Careful is a 2017 Indian Malayalam-language thriller film directed by V. K. Prakash. The film stars Sandhya Raju, Saiju Kurup, and Parvathy Nambiar in lead roles. It was released in India on 26 May 2017. The film is a remake of 2016 Kannada film U Turn by Pawan Kumar The film marked actress Jomol's feature film comeback after a decade-long hiatus from film acting.

DATASET ENTRIES ::
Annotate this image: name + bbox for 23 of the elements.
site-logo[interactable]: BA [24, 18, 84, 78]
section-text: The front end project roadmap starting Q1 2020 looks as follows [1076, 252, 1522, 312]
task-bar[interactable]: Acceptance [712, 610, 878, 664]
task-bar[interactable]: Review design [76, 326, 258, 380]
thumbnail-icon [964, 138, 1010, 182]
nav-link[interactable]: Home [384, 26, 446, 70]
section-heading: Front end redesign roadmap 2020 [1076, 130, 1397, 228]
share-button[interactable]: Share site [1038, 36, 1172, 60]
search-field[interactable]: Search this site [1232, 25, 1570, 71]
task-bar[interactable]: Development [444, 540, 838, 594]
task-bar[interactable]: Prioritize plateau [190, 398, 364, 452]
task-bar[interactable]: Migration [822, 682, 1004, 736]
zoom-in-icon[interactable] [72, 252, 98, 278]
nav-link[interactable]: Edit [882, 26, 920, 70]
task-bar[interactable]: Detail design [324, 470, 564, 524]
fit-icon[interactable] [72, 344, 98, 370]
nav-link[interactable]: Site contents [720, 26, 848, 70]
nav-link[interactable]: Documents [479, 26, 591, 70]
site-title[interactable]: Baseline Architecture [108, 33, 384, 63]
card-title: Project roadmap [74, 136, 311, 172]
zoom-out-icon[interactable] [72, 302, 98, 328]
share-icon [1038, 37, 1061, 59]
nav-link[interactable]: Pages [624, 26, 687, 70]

--

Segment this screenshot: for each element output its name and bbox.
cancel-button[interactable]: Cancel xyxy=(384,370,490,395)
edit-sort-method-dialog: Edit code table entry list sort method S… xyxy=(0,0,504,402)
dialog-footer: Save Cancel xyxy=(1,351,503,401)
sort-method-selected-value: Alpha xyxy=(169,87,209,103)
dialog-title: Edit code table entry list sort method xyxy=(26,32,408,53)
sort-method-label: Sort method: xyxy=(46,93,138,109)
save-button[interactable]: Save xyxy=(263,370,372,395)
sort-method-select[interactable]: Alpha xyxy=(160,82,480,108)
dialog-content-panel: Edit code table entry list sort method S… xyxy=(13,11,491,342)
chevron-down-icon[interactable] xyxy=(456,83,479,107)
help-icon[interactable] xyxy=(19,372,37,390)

SHORT PROBLEM :: Extend the paragraph on the Malayalam thriller Careful by writing what comes after its final sentence.

FINAL ANSWER ::
Cast
Sandhya Raju as Rachana Nambiar
Vijay Babu as SI Ajith Chandran
Saiju Kurup as Ramesh
Jomol as Suja
Parvathy Nambiar as SI Anna Mariyam
Vineeth Kumar as Bijoy
Mukundan as Head Constable Sukumaran
Ashokan as CI Purushothaman
Krishna Kumar as Sudeep
Sreejaya Nair as Mrs. Sudeep
Sreejith Ravi as ASI
Prem Prakash
Tosh Christy as SI Biju
Aju Varghese as Adv. Aneesh Abraham

Reception
Anna M. M. Vetticad of Firstpost called the film "immensely watchable" giving it a rating of 2.75/5. Reviewing the performances of the cast, Deepa Soman of The Times of India wrote: "Sandhya hardly seems comfortable in the skin of a journalist to carry it off convincingly. Sadly for the rest of the actors, the story does not provide any scope for interesting performances". She gave a rating of 2.0/5. A reviewer of Sify rated the film as "an easy one time watch".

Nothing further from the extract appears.